All the records that follow need to be reproduced exactly. Omit the images.

(Entries provided):
^^^^^^^^^^^^^^^^

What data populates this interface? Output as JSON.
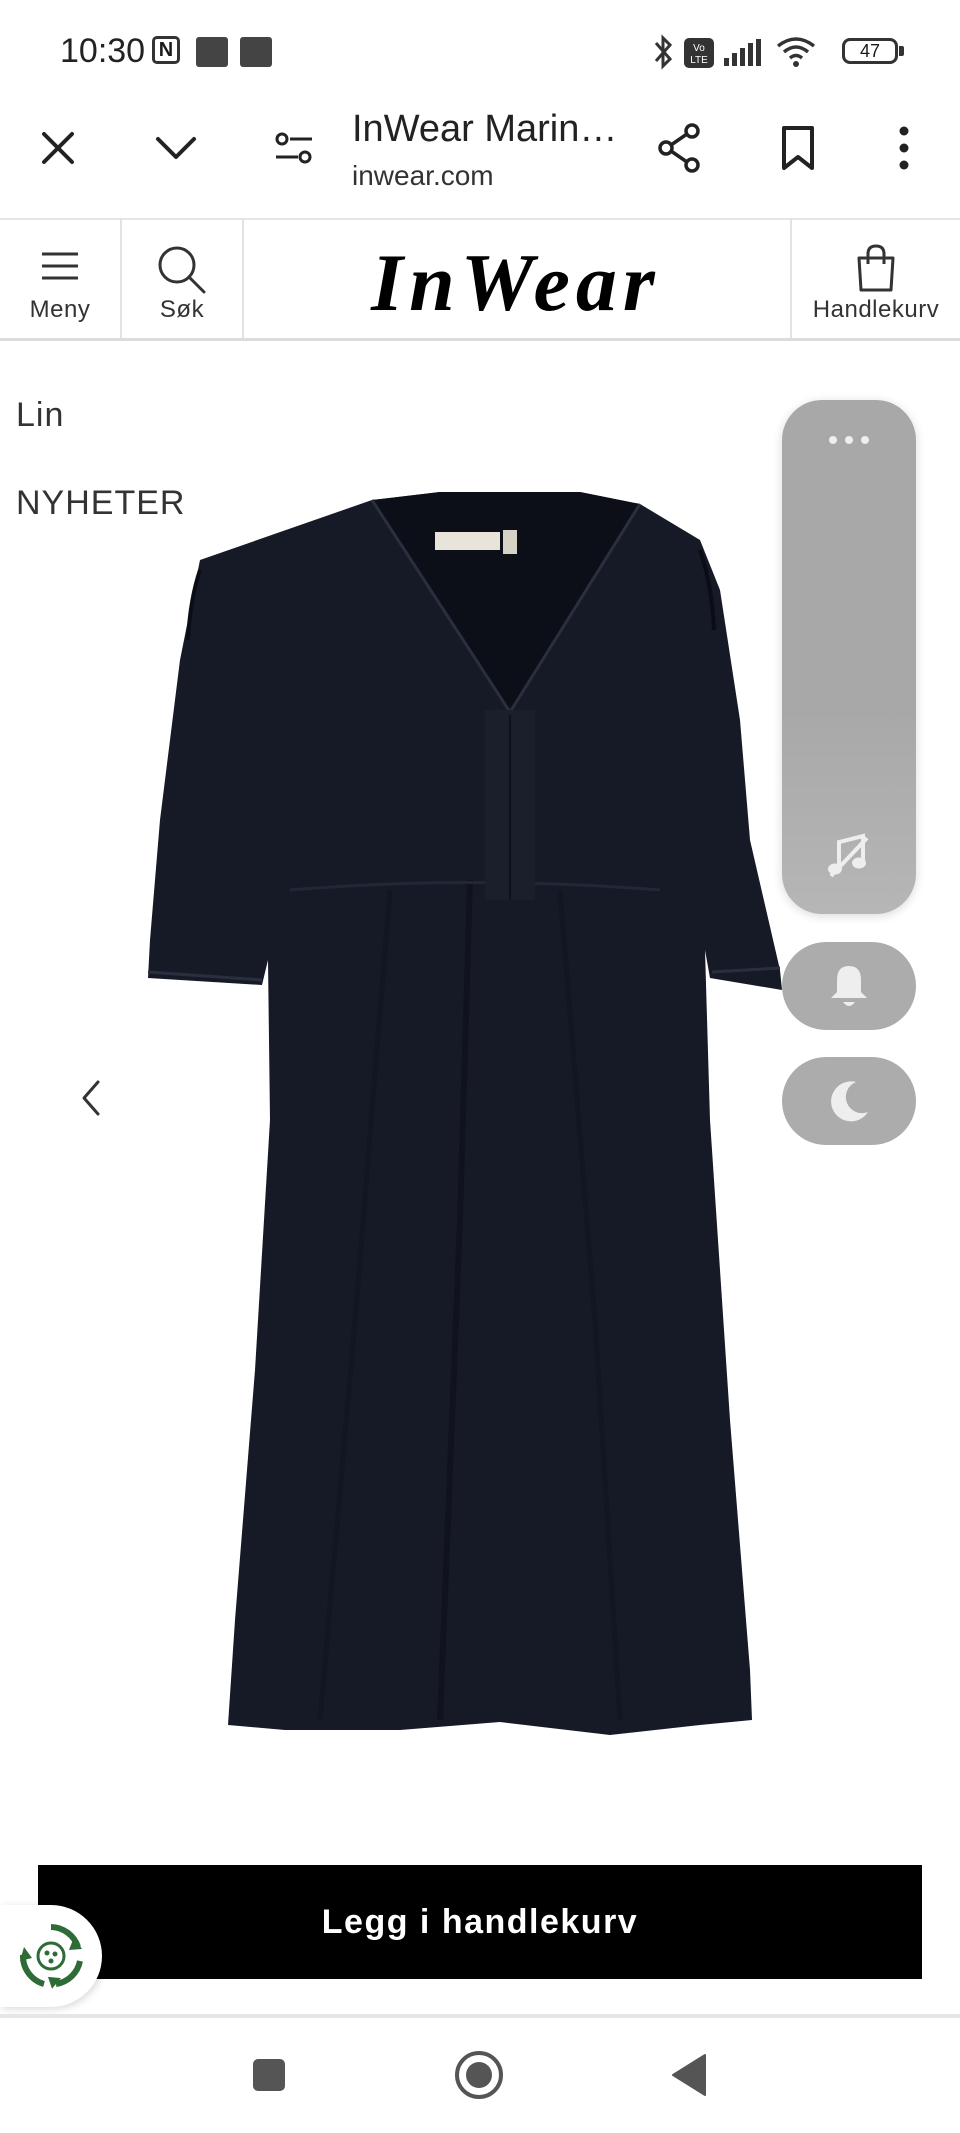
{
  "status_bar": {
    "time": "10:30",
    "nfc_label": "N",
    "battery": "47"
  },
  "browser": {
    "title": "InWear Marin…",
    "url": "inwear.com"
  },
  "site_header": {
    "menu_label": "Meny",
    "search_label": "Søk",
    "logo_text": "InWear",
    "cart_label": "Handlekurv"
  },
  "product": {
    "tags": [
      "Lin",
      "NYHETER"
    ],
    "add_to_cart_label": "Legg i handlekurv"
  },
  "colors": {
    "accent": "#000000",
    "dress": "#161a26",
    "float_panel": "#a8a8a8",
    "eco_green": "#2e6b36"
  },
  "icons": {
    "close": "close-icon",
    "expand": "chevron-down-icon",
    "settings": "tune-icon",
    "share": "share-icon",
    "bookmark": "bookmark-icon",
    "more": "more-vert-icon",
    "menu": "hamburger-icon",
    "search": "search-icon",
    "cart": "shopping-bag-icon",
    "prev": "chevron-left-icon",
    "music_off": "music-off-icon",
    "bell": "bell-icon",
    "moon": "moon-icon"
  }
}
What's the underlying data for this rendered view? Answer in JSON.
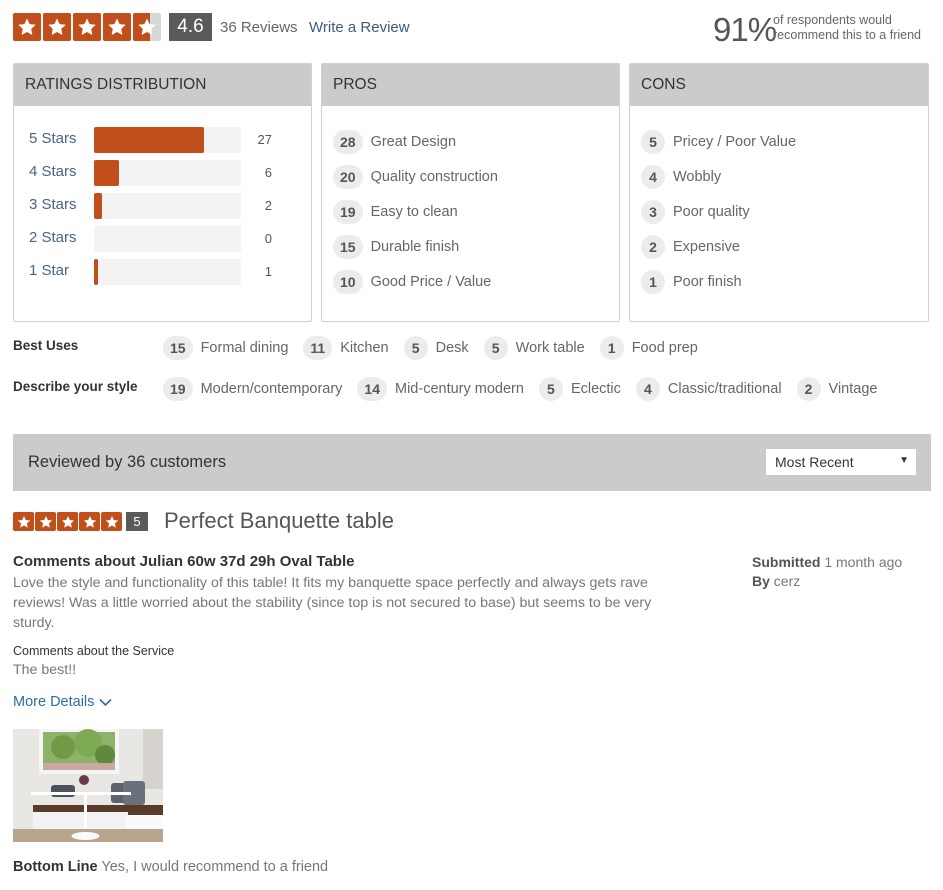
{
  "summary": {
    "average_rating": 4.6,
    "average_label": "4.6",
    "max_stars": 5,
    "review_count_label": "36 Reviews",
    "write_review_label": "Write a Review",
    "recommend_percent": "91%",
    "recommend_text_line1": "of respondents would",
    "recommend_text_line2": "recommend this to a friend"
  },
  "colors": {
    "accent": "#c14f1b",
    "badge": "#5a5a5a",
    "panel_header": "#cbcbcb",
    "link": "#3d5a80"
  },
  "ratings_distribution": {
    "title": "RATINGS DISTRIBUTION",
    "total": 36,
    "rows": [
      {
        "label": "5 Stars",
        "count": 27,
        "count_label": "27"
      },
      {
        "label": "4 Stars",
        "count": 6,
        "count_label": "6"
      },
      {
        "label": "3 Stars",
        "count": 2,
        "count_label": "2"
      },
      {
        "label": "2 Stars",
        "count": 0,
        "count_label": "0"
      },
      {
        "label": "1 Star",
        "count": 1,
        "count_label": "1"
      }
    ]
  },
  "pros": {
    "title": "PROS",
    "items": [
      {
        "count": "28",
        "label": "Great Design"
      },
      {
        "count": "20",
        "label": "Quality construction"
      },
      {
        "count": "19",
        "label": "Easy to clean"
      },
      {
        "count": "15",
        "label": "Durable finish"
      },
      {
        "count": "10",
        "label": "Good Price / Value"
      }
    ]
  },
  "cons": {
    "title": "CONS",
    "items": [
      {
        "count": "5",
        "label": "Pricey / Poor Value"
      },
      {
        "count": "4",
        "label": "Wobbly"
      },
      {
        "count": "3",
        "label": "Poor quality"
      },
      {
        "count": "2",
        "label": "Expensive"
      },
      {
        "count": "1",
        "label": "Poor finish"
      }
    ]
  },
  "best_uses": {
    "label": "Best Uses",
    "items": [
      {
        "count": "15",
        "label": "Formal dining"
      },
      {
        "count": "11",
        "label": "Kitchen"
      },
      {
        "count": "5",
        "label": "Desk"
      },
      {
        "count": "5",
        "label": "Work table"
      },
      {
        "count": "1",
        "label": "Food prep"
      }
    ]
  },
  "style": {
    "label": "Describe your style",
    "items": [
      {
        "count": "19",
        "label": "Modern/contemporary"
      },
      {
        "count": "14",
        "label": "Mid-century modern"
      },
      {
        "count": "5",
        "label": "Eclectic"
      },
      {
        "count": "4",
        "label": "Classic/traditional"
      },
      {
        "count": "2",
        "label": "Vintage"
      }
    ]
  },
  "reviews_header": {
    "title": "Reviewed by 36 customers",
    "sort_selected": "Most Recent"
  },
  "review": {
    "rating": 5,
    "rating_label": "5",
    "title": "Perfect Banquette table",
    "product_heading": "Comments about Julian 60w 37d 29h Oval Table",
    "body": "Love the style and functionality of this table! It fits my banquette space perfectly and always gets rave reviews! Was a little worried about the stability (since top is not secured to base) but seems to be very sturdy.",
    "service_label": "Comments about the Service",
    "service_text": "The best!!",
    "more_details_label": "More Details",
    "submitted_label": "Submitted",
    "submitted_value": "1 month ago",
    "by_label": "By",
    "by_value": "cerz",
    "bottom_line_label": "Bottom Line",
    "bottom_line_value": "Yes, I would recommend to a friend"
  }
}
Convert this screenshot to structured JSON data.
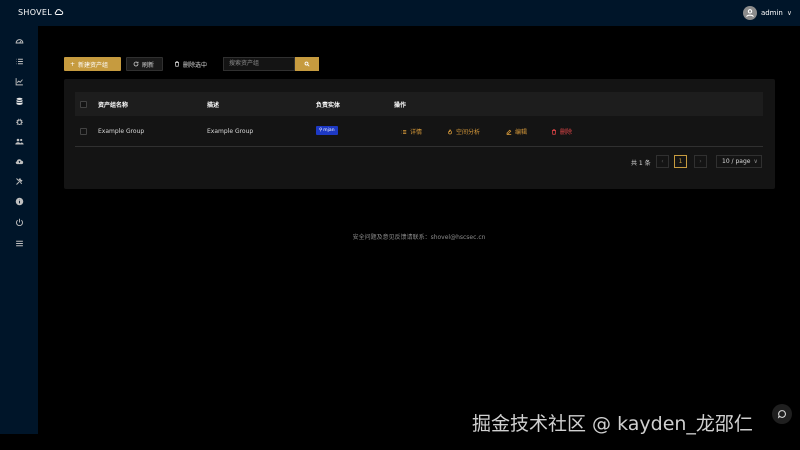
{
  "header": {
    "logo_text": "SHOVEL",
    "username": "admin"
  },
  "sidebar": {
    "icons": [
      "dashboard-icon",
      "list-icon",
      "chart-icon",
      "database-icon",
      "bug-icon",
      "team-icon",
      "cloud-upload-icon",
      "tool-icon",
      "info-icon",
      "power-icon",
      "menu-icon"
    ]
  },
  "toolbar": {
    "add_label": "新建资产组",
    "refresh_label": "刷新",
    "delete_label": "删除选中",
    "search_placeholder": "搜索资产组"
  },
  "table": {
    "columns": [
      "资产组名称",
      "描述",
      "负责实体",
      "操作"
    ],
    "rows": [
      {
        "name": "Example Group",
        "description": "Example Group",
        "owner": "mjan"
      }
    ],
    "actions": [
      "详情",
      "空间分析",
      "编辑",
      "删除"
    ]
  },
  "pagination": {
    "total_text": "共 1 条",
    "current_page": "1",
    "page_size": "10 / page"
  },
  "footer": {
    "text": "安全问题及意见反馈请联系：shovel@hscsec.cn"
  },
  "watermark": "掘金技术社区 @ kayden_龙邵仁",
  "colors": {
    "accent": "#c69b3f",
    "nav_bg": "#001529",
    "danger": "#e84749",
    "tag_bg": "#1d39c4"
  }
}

^^^^^^^^^^^^^^^^

(Answer for this exercise):
What data populates this interface? Output as JSON.
{
  "status_bar": {
    "time": "10:30",
    "nfc_label": "N",
    "battery": "47"
  },
  "browser": {
    "title": "InWear Marin…",
    "url": "inwear.com"
  },
  "site_header": {
    "menu_label": "Meny",
    "search_label": "Søk",
    "logo_text": "InWear",
    "cart_label": "Handlekurv"
  },
  "product": {
    "tags": [
      "Lin",
      "NYHETER"
    ],
    "add_to_cart_label": "Legg i handlekurv"
  },
  "colors": {
    "accent": "#000000",
    "dress": "#161a26",
    "float_panel": "#a8a8a8",
    "eco_green": "#2e6b36"
  },
  "icons": {
    "close": "close-icon",
    "expand": "chevron-down-icon",
    "settings": "tune-icon",
    "share": "share-icon",
    "bookmark": "bookmark-icon",
    "more": "more-vert-icon",
    "menu": "hamburger-icon",
    "search": "search-icon",
    "cart": "shopping-bag-icon",
    "prev": "chevron-left-icon",
    "music_off": "music-off-icon",
    "bell": "bell-icon",
    "moon": "moon-icon"
  }
}
What's the underlying data for this rendered view? Answer in JSON.
{
  "summary": {
    "average_rating": 4.6,
    "average_label": "4.6",
    "max_stars": 5,
    "review_count_label": "36 Reviews",
    "write_review_label": "Write a Review",
    "recommend_percent": "91%",
    "recommend_text_line1": "of respondents would",
    "recommend_text_line2": "recommend this to a friend"
  },
  "colors": {
    "accent": "#c14f1b",
    "badge": "#5a5a5a",
    "panel_header": "#cbcbcb",
    "link": "#3d5a80"
  },
  "ratings_distribution": {
    "title": "RATINGS DISTRIBUTION",
    "total": 36,
    "rows": [
      {
        "label": "5 Stars",
        "count": 27,
        "count_label": "27"
      },
      {
        "label": "4 Stars",
        "count": 6,
        "count_label": "6"
      },
      {
        "label": "3 Stars",
        "count": 2,
        "count_label": "2"
      },
      {
        "label": "2 Stars",
        "count": 0,
        "count_label": "0"
      },
      {
        "label": "1 Star",
        "count": 1,
        "count_label": "1"
      }
    ]
  },
  "pros": {
    "title": "PROS",
    "items": [
      {
        "count": "28",
        "label": "Great Design"
      },
      {
        "count": "20",
        "label": "Quality construction"
      },
      {
        "count": "19",
        "label": "Easy to clean"
      },
      {
        "count": "15",
        "label": "Durable finish"
      },
      {
        "count": "10",
        "label": "Good Price / Value"
      }
    ]
  },
  "cons": {
    "title": "CONS",
    "items": [
      {
        "count": "5",
        "label": "Pricey / Poor Value"
      },
      {
        "count": "4",
        "label": "Wobbly"
      },
      {
        "count": "3",
        "label": "Poor quality"
      },
      {
        "count": "2",
        "label": "Expensive"
      },
      {
        "count": "1",
        "label": "Poor finish"
      }
    ]
  },
  "best_uses": {
    "label": "Best Uses",
    "items": [
      {
        "count": "15",
        "label": "Formal dining"
      },
      {
        "count": "11",
        "label": "Kitchen"
      },
      {
        "count": "5",
        "label": "Desk"
      },
      {
        "count": "5",
        "label": "Work table"
      },
      {
        "count": "1",
        "label": "Food prep"
      }
    ]
  },
  "style": {
    "label": "Describe your style",
    "items": [
      {
        "count": "19",
        "label": "Modern/contemporary"
      },
      {
        "count": "14",
        "label": "Mid-century modern"
      },
      {
        "count": "5",
        "label": "Eclectic"
      },
      {
        "count": "4",
        "label": "Classic/traditional"
      },
      {
        "count": "2",
        "label": "Vintage"
      }
    ]
  },
  "reviews_header": {
    "title": "Reviewed by 36 customers",
    "sort_selected": "Most Recent"
  },
  "review": {
    "rating": 5,
    "rating_label": "5",
    "title": "Perfect Banquette table",
    "product_heading": "Comments about Julian 60w 37d 29h Oval Table",
    "body": "Love the style and functionality of this table! It fits my banquette space perfectly and always gets rave reviews! Was a little worried about the stability (since top is not secured to base) but seems to be very sturdy.",
    "service_label": "Comments about the Service",
    "service_text": "The best!!",
    "more_details_label": "More Details",
    "submitted_label": "Submitted",
    "submitted_value": "1 month ago",
    "by_label": "By",
    "by_value": "cerz",
    "bottom_line_label": "Bottom Line",
    "bottom_line_value": "Yes, I would recommend to a friend"
  }
}
Convert this screenshot to structured JSON data.
{
  "header": {
    "logo_text": "SHOVEL",
    "username": "admin"
  },
  "sidebar": {
    "icons": [
      "dashboard-icon",
      "list-icon",
      "chart-icon",
      "database-icon",
      "bug-icon",
      "team-icon",
      "cloud-upload-icon",
      "tool-icon",
      "info-icon",
      "power-icon",
      "menu-icon"
    ]
  },
  "toolbar": {
    "add_label": "新建资产组",
    "refresh_label": "刷新",
    "delete_label": "删除选中",
    "search_placeholder": "搜索资产组"
  },
  "table": {
    "columns": [
      "资产组名称",
      "描述",
      "负责实体",
      "操作"
    ],
    "rows": [
      {
        "name": "Example Group",
        "description": "Example Group",
        "owner": "mjan"
      }
    ],
    "actions": [
      "详情",
      "空间分析",
      "编辑",
      "删除"
    ]
  },
  "pagination": {
    "total_text": "共 1 条",
    "current_page": "1",
    "page_size": "10 / page"
  },
  "footer": {
    "text": "安全问题及意见反馈请联系：shovel@hscsec.cn"
  },
  "watermark": "掘金技术社区 @ kayden_龙邵仁",
  "colors": {
    "accent": "#c69b3f",
    "nav_bg": "#001529",
    "danger": "#e84749",
    "tag_bg": "#1d39c4"
  }
}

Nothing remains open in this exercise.